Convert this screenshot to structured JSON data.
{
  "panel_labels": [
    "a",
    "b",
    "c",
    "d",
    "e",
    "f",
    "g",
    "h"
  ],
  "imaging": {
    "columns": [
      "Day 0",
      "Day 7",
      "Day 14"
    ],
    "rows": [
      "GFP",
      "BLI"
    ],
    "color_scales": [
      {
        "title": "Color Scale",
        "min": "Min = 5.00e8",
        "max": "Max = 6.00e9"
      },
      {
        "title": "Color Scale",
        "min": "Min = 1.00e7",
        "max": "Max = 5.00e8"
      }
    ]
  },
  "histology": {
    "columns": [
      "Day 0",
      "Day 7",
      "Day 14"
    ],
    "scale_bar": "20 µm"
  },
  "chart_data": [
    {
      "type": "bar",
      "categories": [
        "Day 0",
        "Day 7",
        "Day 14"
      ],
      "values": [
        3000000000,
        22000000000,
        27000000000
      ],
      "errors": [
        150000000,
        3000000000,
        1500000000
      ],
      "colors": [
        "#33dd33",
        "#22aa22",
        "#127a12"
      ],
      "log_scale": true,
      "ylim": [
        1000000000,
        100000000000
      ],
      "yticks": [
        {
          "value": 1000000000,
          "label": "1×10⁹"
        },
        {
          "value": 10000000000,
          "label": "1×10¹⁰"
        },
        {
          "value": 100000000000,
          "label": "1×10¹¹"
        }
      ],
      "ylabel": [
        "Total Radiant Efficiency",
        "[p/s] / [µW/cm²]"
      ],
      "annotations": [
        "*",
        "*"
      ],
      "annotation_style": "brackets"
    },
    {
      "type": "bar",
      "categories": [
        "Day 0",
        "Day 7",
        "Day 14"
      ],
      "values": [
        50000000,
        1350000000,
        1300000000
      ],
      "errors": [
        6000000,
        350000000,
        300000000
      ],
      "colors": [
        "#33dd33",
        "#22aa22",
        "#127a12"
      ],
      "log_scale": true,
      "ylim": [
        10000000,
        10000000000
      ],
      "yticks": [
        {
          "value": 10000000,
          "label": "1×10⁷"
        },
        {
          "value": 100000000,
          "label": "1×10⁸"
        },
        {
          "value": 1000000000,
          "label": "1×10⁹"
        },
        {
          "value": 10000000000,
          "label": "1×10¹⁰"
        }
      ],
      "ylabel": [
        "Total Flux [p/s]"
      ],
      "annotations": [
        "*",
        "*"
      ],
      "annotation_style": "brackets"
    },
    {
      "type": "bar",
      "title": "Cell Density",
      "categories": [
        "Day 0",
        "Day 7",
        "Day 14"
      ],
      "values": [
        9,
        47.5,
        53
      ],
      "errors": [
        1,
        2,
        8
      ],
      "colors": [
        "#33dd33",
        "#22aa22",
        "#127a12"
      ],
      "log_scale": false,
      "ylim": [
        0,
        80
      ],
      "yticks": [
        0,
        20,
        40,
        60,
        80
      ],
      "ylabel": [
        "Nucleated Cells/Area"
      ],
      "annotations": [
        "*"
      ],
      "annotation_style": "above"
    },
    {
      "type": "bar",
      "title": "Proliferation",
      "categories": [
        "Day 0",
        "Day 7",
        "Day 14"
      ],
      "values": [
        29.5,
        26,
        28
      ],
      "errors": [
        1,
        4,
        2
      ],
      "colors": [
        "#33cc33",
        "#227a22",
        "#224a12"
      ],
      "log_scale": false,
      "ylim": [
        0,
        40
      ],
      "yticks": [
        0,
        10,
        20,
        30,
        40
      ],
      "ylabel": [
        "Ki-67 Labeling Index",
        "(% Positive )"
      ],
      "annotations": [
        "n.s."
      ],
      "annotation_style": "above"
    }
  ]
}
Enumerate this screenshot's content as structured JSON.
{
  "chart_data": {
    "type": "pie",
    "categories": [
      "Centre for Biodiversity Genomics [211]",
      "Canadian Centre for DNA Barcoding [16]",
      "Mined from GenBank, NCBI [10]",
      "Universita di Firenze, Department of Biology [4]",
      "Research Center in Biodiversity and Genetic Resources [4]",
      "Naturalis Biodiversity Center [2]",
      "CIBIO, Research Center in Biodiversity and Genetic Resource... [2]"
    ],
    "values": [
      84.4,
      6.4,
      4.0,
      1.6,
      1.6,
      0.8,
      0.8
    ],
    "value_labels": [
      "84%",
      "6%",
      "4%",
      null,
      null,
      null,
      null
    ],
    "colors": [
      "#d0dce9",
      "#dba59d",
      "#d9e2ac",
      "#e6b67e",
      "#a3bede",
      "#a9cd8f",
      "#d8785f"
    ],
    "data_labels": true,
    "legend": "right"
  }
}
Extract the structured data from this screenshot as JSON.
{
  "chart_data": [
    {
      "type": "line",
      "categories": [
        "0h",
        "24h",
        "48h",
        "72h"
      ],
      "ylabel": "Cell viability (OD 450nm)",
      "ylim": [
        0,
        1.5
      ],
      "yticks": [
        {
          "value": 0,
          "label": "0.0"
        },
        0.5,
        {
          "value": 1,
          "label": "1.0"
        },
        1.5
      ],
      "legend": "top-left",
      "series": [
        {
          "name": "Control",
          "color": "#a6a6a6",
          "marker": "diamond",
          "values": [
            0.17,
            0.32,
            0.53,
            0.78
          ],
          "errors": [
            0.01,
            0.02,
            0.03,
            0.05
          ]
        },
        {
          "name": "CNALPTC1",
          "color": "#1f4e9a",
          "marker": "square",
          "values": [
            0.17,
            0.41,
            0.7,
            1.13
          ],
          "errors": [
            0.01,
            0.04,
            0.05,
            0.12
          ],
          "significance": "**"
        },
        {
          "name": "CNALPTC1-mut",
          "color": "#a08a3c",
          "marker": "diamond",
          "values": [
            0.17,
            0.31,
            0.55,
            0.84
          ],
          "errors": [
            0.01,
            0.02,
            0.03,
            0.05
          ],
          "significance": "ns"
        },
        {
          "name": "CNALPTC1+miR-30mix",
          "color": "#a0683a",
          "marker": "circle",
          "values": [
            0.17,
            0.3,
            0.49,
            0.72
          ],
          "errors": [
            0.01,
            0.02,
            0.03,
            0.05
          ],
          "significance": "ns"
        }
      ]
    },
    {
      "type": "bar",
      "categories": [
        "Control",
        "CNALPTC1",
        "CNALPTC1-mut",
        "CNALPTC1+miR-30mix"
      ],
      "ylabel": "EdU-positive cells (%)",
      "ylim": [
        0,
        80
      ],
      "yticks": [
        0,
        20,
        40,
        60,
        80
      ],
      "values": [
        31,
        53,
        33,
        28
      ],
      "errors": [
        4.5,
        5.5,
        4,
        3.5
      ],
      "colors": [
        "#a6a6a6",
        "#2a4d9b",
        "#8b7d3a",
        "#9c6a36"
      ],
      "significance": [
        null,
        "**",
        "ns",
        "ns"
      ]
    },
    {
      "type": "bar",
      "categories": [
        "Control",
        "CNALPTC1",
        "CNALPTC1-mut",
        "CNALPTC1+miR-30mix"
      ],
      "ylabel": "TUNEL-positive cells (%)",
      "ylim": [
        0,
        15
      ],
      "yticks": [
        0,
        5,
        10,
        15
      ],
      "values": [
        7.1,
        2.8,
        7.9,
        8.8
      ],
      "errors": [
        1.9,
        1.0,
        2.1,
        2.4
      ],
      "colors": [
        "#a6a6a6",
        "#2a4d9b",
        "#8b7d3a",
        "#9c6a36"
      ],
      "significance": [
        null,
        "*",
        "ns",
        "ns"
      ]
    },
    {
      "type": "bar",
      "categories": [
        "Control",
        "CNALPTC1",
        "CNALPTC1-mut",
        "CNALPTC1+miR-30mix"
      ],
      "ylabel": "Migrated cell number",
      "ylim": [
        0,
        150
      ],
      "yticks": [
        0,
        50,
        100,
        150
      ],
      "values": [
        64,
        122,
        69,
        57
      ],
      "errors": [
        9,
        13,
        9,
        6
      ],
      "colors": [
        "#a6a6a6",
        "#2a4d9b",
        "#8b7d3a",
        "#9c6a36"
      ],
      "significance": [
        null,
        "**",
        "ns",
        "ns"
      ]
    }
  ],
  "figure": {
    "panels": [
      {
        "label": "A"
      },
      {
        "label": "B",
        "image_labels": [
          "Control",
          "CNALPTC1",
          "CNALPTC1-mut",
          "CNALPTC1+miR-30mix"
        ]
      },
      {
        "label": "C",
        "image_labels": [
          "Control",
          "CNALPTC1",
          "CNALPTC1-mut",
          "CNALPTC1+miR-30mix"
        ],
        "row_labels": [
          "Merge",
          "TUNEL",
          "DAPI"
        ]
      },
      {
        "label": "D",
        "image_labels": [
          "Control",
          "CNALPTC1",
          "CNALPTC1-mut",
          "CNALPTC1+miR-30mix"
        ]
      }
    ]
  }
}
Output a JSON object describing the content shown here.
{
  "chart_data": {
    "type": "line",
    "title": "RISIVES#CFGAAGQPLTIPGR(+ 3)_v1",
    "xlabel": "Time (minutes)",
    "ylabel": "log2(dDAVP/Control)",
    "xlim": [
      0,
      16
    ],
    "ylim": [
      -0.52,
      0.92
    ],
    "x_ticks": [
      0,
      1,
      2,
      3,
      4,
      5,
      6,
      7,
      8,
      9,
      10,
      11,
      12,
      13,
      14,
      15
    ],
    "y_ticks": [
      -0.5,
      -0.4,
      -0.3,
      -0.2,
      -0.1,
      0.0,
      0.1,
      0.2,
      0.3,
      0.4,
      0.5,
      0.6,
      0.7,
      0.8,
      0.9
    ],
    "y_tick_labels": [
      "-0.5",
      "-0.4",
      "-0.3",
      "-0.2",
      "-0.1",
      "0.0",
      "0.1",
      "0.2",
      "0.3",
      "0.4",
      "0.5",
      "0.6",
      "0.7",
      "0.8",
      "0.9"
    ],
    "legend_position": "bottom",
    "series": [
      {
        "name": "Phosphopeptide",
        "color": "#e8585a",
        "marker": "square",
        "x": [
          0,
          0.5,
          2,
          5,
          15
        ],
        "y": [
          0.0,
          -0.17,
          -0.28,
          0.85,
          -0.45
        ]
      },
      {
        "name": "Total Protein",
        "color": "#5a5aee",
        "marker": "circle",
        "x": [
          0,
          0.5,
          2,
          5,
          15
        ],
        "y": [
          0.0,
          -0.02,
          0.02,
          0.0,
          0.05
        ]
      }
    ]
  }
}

──────────

**What you have to do**
Going through the records, work out how many lines contain the word "Research". Please answer with the number only.

**Exercise response**
2